• WHAT YOU NEED TO DO: Please edit the material starting at the beginning and ending at the line containing "x-axis-labels: < 2", replacing "Itemize" with "List". Leave everything else in those lines unchanged.

• DATASET EXCERPTS:
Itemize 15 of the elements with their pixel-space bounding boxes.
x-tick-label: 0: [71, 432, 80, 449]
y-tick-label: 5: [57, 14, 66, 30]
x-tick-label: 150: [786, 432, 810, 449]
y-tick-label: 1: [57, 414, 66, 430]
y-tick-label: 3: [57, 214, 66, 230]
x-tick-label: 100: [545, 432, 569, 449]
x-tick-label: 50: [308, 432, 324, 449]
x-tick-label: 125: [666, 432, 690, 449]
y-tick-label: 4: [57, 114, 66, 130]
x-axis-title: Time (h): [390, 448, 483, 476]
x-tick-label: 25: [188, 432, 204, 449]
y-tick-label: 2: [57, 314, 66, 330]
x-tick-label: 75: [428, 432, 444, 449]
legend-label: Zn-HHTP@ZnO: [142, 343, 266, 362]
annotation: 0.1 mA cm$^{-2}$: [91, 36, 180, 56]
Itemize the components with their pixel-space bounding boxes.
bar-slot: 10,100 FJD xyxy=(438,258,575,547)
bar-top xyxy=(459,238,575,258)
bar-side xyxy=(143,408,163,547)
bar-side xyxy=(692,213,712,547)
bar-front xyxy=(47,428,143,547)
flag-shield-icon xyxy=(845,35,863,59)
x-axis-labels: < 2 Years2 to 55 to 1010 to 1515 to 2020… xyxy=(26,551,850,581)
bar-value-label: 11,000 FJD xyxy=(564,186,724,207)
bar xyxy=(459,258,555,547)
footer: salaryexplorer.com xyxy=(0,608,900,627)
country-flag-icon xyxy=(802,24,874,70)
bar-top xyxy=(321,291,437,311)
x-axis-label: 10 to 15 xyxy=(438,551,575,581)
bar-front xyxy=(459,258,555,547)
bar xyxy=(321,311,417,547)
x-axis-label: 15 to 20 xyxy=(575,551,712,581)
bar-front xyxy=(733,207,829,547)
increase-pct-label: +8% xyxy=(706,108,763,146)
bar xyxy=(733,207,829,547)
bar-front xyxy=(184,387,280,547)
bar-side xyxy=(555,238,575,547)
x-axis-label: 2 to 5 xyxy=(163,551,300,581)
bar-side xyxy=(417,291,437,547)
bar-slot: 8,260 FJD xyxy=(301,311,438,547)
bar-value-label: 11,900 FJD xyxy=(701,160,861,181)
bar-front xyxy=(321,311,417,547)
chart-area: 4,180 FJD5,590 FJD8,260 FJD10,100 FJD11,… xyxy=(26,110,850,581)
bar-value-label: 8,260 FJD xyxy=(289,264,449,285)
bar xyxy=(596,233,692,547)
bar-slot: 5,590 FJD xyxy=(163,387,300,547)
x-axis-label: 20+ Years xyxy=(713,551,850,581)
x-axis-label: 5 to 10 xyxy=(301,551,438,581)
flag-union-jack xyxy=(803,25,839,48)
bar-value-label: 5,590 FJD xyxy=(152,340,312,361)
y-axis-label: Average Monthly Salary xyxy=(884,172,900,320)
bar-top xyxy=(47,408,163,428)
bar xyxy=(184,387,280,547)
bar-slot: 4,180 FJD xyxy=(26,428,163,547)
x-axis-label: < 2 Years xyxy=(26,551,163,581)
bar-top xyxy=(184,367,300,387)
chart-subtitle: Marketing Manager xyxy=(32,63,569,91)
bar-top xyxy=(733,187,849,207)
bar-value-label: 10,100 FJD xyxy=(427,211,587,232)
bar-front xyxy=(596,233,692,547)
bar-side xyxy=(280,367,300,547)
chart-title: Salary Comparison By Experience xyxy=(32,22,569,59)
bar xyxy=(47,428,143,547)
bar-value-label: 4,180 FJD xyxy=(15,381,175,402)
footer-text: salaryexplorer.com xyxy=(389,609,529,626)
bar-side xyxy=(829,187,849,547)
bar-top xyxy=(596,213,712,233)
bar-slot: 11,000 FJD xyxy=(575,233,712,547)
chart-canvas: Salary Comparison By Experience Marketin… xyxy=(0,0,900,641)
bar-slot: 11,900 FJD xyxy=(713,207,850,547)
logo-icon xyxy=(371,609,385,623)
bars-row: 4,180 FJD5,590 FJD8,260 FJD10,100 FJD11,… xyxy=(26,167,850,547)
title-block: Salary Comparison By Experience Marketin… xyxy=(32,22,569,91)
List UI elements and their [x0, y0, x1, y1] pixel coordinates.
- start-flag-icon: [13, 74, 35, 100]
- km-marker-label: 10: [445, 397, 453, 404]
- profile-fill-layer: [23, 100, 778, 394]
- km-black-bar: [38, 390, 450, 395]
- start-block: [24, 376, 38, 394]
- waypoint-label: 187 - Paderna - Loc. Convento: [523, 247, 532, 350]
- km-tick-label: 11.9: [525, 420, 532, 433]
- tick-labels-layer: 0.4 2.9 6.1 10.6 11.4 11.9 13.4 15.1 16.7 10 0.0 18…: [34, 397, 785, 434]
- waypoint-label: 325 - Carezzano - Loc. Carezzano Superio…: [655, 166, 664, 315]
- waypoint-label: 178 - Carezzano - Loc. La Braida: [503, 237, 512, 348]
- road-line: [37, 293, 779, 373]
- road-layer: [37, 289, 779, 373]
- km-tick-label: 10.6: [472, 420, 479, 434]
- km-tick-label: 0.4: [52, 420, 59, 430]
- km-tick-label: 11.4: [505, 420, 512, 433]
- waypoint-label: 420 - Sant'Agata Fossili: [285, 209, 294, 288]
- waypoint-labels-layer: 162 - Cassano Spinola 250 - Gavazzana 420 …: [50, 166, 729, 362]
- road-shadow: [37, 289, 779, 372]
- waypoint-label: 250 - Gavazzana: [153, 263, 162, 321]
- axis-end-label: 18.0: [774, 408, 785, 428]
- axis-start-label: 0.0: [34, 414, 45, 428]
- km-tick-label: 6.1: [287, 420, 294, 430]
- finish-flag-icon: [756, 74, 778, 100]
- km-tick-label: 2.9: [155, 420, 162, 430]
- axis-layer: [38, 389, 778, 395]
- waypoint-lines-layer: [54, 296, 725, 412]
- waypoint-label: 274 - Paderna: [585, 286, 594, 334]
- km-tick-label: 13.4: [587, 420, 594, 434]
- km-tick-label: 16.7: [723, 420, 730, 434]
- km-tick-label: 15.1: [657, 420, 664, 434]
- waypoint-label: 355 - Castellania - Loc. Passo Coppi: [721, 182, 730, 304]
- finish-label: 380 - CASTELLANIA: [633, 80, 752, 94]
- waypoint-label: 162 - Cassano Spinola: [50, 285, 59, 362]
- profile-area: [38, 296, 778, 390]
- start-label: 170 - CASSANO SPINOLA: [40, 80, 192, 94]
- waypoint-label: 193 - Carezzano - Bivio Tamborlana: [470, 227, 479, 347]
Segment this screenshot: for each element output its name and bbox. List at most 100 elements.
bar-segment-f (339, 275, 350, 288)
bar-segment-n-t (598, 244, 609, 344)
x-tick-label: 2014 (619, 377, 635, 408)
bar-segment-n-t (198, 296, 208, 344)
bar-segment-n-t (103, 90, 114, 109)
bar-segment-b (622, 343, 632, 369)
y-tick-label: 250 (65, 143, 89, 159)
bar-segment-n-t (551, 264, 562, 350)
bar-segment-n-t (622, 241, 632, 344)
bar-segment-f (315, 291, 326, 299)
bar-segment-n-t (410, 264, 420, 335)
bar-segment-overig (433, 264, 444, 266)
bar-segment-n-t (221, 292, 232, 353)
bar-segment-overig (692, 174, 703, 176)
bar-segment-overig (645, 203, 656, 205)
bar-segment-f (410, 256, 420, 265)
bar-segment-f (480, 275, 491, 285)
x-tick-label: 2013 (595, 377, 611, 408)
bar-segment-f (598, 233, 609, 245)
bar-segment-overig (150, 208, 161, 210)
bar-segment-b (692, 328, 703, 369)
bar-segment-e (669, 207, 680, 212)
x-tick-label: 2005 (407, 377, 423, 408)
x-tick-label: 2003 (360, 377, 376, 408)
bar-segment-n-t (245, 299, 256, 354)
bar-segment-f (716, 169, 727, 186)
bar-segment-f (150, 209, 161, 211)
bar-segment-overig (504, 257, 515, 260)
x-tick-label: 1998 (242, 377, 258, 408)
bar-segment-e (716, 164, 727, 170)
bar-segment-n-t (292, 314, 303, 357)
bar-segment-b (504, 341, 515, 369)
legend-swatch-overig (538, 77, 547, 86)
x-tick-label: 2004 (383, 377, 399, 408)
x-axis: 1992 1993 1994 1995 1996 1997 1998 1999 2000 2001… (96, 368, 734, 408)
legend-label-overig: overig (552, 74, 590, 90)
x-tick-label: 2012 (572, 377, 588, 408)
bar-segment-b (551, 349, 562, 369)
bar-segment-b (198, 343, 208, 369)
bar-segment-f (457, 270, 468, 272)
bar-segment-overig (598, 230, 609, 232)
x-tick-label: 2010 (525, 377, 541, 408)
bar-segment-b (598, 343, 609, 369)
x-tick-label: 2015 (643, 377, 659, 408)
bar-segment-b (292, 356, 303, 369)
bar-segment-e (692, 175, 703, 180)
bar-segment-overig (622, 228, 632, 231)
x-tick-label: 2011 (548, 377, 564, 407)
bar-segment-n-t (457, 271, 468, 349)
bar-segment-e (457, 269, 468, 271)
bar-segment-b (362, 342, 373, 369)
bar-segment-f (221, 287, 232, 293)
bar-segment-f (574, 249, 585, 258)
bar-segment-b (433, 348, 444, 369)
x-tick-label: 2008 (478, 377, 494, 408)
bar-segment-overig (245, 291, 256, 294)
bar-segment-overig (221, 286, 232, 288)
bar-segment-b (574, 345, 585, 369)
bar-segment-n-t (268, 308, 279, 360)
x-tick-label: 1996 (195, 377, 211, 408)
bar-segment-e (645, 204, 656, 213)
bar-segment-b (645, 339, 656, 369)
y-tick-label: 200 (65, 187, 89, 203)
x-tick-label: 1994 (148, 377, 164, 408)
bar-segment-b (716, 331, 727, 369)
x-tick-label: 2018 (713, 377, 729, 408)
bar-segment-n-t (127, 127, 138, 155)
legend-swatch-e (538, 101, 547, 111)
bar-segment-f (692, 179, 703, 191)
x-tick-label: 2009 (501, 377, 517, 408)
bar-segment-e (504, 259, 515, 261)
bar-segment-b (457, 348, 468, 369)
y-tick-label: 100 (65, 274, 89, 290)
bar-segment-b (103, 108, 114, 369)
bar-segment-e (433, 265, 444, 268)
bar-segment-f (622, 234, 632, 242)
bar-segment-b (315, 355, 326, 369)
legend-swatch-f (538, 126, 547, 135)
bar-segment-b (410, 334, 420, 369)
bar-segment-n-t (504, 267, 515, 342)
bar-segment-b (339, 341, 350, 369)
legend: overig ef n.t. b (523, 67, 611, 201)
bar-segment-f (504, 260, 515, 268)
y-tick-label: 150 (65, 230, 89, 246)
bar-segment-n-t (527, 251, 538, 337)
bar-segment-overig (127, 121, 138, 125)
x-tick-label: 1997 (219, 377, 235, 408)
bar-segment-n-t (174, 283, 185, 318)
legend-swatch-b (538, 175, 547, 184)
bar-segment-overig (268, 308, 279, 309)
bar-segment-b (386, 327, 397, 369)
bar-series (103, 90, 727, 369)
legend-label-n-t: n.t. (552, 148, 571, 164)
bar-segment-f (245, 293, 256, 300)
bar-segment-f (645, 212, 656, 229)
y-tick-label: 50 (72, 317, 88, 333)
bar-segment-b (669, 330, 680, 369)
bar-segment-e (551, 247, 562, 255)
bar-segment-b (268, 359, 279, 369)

• COMPLETED TASK:
List 15 of the elements with their pixel-space bounding boxes.
x-tick-label: 0: [71, 432, 80, 449]
y-tick-label: 5: [57, 14, 66, 30]
x-tick-label: 150: [786, 432, 810, 449]
y-tick-label: 1: [57, 414, 66, 430]
y-tick-label: 3: [57, 214, 66, 230]
x-tick-label: 100: [545, 432, 569, 449]
x-tick-label: 50: [308, 432, 324, 449]
x-tick-label: 125: [666, 432, 690, 449]
y-tick-label: 4: [57, 114, 66, 130]
x-axis-title: Time (h): [390, 448, 483, 476]
x-tick-label: 25: [188, 432, 204, 449]
y-tick-label: 2: [57, 314, 66, 330]
x-tick-label: 75: [428, 432, 444, 449]
legend-label: Zn-HHTP@ZnO: [142, 343, 266, 362]
annotation: 0.1 mA cm$^{-2}$: [91, 36, 180, 56]
List the components with their pixel-space bounding boxes.
bar-slot: 10,100 FJD xyxy=(438,258,575,547)
bar-top xyxy=(459,238,575,258)
bar-side xyxy=(143,408,163,547)
bar-side xyxy=(692,213,712,547)
bar-front xyxy=(47,428,143,547)
flag-shield-icon xyxy=(845,35,863,59)
x-axis-labels: < 2 Years2 to 55 to 1010 to 1515 to 2020… xyxy=(26,551,850,581)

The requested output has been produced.